Exercise brief
In the listing that follows, count the lines holding the word "JSON" and report only that number.
[BEGIN Provided records]
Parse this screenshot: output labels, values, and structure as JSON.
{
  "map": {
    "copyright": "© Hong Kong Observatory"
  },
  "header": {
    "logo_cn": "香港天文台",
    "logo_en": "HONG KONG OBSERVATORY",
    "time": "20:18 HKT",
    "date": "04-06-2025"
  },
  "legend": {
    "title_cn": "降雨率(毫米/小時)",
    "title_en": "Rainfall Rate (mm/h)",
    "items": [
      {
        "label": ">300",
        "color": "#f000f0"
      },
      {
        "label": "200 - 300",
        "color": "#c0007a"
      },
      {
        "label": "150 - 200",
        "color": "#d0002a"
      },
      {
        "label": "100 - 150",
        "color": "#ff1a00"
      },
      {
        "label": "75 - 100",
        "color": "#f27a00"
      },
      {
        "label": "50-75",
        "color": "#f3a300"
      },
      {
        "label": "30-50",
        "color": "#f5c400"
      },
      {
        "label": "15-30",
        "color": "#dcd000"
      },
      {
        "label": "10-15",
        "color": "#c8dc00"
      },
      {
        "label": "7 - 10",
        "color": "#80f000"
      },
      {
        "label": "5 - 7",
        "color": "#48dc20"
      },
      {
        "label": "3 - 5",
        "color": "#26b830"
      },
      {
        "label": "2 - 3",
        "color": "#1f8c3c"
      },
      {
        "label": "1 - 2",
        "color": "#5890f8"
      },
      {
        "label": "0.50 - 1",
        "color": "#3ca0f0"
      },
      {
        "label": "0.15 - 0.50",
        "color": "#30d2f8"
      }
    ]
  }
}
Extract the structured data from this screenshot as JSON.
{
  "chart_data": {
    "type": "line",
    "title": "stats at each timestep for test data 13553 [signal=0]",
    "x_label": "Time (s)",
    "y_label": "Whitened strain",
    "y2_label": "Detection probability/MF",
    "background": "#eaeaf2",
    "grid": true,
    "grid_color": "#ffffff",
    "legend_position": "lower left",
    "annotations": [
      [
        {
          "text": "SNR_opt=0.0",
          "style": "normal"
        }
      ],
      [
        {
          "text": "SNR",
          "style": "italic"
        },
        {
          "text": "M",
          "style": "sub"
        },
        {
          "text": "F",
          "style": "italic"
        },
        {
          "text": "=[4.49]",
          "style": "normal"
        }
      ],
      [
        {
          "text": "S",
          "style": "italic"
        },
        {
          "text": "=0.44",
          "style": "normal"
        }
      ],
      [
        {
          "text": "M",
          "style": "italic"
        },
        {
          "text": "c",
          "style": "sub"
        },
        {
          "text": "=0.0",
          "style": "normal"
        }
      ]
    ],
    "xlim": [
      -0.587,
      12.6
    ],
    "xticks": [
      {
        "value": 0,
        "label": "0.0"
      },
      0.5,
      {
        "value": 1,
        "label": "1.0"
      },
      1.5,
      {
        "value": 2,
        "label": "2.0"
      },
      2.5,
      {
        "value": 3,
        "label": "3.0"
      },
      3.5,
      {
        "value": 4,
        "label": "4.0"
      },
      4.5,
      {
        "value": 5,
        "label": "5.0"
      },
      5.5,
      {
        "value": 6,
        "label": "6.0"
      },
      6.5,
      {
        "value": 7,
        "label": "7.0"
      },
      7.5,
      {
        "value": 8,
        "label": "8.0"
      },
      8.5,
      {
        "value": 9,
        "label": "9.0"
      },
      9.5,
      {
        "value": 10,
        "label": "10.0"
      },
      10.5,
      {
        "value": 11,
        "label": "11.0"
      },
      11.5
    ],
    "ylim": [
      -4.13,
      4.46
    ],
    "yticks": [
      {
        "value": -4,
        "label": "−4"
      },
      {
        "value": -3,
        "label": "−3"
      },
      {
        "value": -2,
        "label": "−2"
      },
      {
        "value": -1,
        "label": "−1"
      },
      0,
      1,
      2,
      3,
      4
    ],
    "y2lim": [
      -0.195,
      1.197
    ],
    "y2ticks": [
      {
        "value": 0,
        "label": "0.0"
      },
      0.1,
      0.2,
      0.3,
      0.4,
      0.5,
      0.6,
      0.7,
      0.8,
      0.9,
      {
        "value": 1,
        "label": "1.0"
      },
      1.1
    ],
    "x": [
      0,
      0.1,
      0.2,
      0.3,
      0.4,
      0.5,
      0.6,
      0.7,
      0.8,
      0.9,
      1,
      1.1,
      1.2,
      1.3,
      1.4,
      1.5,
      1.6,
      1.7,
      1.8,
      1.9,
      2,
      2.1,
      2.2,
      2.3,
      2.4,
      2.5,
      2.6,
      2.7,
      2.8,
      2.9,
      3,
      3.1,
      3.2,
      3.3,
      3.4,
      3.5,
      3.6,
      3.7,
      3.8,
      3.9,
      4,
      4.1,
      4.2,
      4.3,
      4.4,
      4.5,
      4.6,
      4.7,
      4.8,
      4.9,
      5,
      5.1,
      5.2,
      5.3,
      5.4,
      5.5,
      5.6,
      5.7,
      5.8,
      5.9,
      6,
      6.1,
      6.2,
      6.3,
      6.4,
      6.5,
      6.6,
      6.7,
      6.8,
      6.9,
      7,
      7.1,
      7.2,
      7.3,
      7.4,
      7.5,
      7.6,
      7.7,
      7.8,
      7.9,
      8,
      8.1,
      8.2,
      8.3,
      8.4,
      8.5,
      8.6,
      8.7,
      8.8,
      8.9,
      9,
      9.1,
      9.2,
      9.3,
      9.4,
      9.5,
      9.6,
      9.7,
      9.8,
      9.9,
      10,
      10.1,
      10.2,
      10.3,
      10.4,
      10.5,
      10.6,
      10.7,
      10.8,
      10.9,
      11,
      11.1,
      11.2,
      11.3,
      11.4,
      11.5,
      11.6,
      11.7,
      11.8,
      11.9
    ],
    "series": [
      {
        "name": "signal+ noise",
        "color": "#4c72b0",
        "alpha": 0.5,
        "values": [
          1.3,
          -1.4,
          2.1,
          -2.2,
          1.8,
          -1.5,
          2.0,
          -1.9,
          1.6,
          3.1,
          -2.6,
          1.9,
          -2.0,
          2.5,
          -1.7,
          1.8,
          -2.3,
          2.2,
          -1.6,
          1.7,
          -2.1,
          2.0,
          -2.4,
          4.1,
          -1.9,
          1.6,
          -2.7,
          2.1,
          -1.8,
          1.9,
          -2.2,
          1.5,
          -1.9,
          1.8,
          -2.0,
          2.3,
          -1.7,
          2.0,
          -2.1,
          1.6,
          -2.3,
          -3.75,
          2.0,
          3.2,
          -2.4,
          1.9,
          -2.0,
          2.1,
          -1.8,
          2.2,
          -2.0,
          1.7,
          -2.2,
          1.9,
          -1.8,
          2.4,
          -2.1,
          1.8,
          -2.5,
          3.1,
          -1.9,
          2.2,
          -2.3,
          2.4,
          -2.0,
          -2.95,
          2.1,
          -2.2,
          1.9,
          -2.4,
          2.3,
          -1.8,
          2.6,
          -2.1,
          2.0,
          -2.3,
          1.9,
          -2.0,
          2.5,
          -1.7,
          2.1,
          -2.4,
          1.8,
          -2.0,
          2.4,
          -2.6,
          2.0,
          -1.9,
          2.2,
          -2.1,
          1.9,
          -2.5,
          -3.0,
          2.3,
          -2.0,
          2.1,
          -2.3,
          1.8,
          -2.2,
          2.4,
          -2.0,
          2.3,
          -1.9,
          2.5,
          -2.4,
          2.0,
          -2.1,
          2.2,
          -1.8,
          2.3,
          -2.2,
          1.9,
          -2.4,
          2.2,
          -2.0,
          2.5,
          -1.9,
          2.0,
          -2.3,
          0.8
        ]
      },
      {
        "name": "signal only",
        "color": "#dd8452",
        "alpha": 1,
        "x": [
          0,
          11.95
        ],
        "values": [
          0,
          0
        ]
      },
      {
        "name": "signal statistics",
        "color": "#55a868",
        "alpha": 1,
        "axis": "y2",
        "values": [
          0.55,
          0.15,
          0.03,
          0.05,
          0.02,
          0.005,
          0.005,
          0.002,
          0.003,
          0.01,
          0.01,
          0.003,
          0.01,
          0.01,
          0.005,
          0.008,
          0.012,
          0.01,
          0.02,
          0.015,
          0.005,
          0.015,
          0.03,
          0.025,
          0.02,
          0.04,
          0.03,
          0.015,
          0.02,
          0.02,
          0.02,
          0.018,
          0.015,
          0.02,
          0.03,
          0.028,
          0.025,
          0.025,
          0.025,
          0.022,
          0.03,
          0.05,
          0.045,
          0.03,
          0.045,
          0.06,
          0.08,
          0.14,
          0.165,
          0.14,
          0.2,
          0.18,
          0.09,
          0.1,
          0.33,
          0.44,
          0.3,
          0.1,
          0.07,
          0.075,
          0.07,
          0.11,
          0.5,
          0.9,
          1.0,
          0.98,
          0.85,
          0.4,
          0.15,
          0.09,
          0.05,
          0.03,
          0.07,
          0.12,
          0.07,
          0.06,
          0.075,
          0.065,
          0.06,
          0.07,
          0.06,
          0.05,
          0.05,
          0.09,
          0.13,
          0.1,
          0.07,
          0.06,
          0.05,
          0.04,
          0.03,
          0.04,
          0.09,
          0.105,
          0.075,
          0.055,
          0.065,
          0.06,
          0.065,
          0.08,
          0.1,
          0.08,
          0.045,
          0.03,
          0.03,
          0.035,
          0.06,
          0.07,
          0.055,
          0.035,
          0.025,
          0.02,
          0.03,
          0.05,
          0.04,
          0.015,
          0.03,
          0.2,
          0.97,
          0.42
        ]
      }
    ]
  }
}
[END Provided records]
Solution to this task
2